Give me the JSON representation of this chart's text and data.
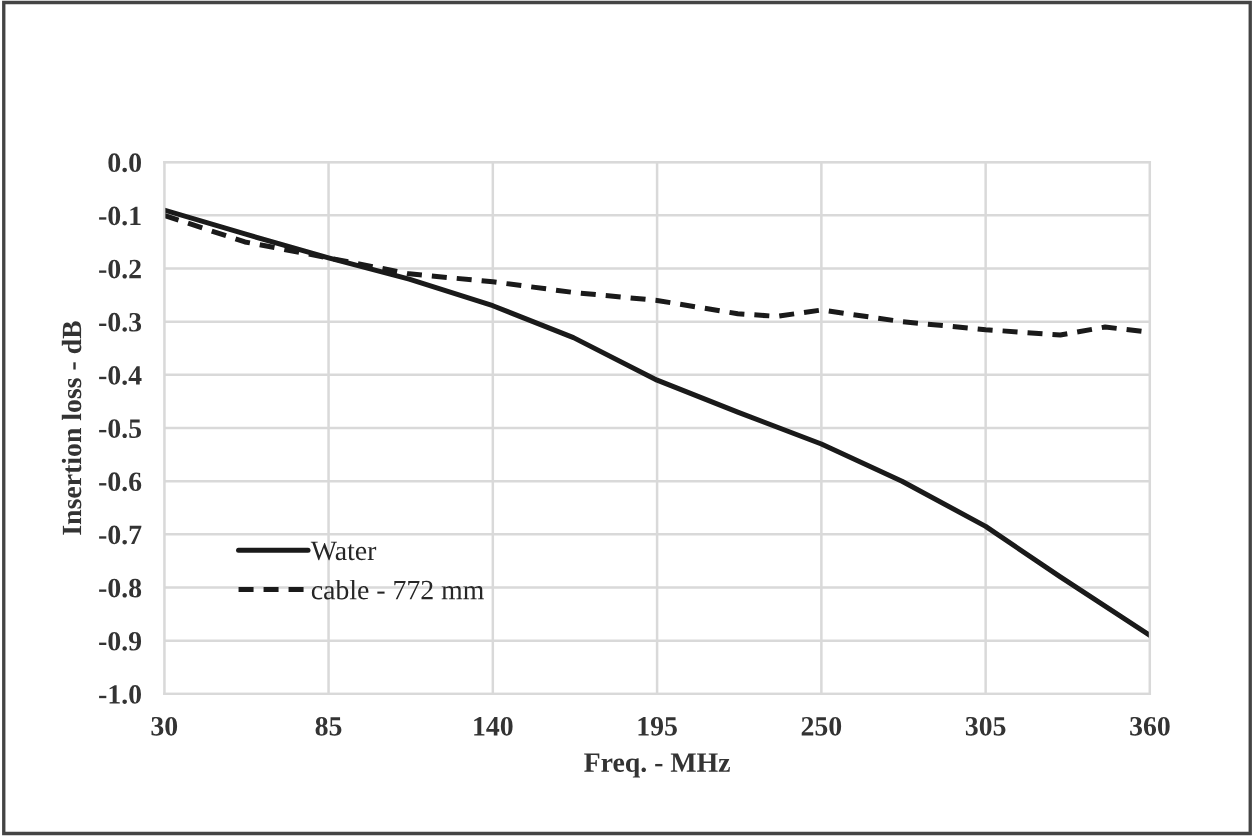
{
  "chart_data": {
    "type": "line",
    "xlabel": "Freq. - MHz",
    "ylabel": "Insertion loss - dB",
    "xlim": [
      30,
      360
    ],
    "xticks": [
      30,
      85,
      140,
      195,
      250,
      305,
      360
    ],
    "ylim": [
      -1.0,
      0.0
    ],
    "yticks": [
      {
        "value": -1.0,
        "label": "-1.0"
      },
      {
        "value": -0.9,
        "label": "-0.9"
      },
      {
        "value": -0.8,
        "label": "-0.8"
      },
      {
        "value": -0.7,
        "label": "-0.7"
      },
      {
        "value": -0.6,
        "label": "-0.6"
      },
      {
        "value": -0.5,
        "label": "-0.5"
      },
      {
        "value": -0.4,
        "label": "-0.4"
      },
      {
        "value": -0.3,
        "label": "-0.3"
      },
      {
        "value": -0.2,
        "label": "-0.2"
      },
      {
        "value": -0.1,
        "label": "-0.1"
      },
      {
        "value": 0.0,
        "label": "0.0"
      }
    ],
    "grid": true,
    "legend": "bottom left",
    "marker": "none",
    "series": [
      {
        "name": "Water",
        "color": "#1a1a1a",
        "line_style": "solid",
        "x": [
          30,
          57,
          85,
          112,
          140,
          167,
          195,
          222,
          250,
          277,
          305,
          330,
          360
        ],
        "values": [
          -0.09,
          -0.135,
          -0.18,
          -0.22,
          -0.27,
          -0.33,
          -0.41,
          -0.47,
          -0.53,
          -0.6,
          -0.685,
          -0.78,
          -0.89
        ]
      },
      {
        "name": "cable - 772 mm",
        "color": "#1a1a1a",
        "line_style": "dashed",
        "x": [
          30,
          57,
          85,
          112,
          140,
          167,
          195,
          222,
          235,
          250,
          277,
          305,
          330,
          345,
          360
        ],
        "values": [
          -0.1,
          -0.15,
          -0.18,
          -0.21,
          -0.225,
          -0.245,
          -0.26,
          -0.285,
          -0.29,
          -0.278,
          -0.3,
          -0.315,
          -0.325,
          -0.31,
          -0.32
        ]
      }
    ]
  }
}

━━━━━━━━━━━━━━━━

Pictures stay out; reproduce every line of the records exactly.

Give me the JSON representation of this chart's text and data.
{
  "chart_data": {
    "type": "line",
    "xlabel": "Freq. - MHz",
    "ylabel": "Insertion loss - dB",
    "xlim": [
      30,
      360
    ],
    "xticks": [
      30,
      85,
      140,
      195,
      250,
      305,
      360
    ],
    "ylim": [
      -1.0,
      0.0
    ],
    "yticks": [
      {
        "value": -1.0,
        "label": "-1.0"
      },
      {
        "value": -0.9,
        "label": "-0.9"
      },
      {
        "value": -0.8,
        "label": "-0.8"
      },
      {
        "value": -0.7,
        "label": "-0.7"
      },
      {
        "value": -0.6,
        "label": "-0.6"
      },
      {
        "value": -0.5,
        "label": "-0.5"
      },
      {
        "value": -0.4,
        "label": "-0.4"
      },
      {
        "value": -0.3,
        "label": "-0.3"
      },
      {
        "value": -0.2,
        "label": "-0.2"
      },
      {
        "value": -0.1,
        "label": "-0.1"
      },
      {
        "value": 0.0,
        "label": "0.0"
      }
    ],
    "grid": true,
    "legend": "bottom left",
    "marker": "none",
    "series": [
      {
        "name": "Water",
        "color": "#1a1a1a",
        "line_style": "solid",
        "x": [
          30,
          57,
          85,
          112,
          140,
          167,
          195,
          222,
          250,
          277,
          305,
          330,
          360
        ],
        "values": [
          -0.09,
          -0.135,
          -0.18,
          -0.22,
          -0.27,
          -0.33,
          -0.41,
          -0.47,
          -0.53,
          -0.6,
          -0.685,
          -0.78,
          -0.89
        ]
      },
      {
        "name": "cable - 772 mm",
        "color": "#1a1a1a",
        "line_style": "dashed",
        "x": [
          30,
          57,
          85,
          112,
          140,
          167,
          195,
          222,
          235,
          250,
          277,
          305,
          330,
          345,
          360
        ],
        "values": [
          -0.1,
          -0.15,
          -0.18,
          -0.21,
          -0.225,
          -0.245,
          -0.26,
          -0.285,
          -0.29,
          -0.278,
          -0.3,
          -0.315,
          -0.325,
          -0.31,
          -0.32
        ]
      }
    ]
  }
}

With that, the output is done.